The data below must be copied in full and without any change.

___ Listed entries

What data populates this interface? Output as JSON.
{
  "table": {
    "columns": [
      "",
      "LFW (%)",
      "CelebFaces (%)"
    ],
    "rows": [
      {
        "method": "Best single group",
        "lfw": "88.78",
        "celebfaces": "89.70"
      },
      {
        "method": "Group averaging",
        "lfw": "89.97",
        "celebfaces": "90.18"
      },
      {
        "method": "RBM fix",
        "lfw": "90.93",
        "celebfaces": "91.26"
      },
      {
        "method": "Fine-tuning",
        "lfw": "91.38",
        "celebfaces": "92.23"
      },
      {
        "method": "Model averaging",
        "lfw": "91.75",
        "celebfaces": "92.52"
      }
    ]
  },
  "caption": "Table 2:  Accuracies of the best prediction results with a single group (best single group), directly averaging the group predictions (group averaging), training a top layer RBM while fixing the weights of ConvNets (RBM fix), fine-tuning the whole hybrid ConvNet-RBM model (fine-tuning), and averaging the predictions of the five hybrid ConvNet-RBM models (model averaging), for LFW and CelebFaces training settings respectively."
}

______

→ **Full solution**
What data populates this interface? Output as JSON.
{
  "table": {
    "columns": [
      "",
      "LFW (%)",
      "CelebFaces (%)"
    ],
    "rows": [
      {
        "method": "Best single group",
        "lfw": "88.78",
        "celebfaces": "89.70"
      },
      {
        "method": "Group averaging",
        "lfw": "89.97",
        "celebfaces": "90.18"
      },
      {
        "method": "RBM fix",
        "lfw": "90.93",
        "celebfaces": "91.26"
      },
      {
        "method": "Fine-tuning",
        "lfw": "91.38",
        "celebfaces": "92.23"
      },
      {
        "method": "Model averaging",
        "lfw": "91.75",
        "celebfaces": "92.52"
      }
    ]
  },
  "caption": "Table 2:  Accuracies of the best prediction results with a single group (best single group), directly averaging the group predictions (group averaging), training a top layer RBM while fixing the weights of ConvNets (RBM fix), fine-tuning the whole hybrid ConvNet-RBM model (fine-tuning), and averaging the predictions of the five hybrid ConvNet-RBM models (model averaging), for LFW and CelebFaces training settings respectively."
}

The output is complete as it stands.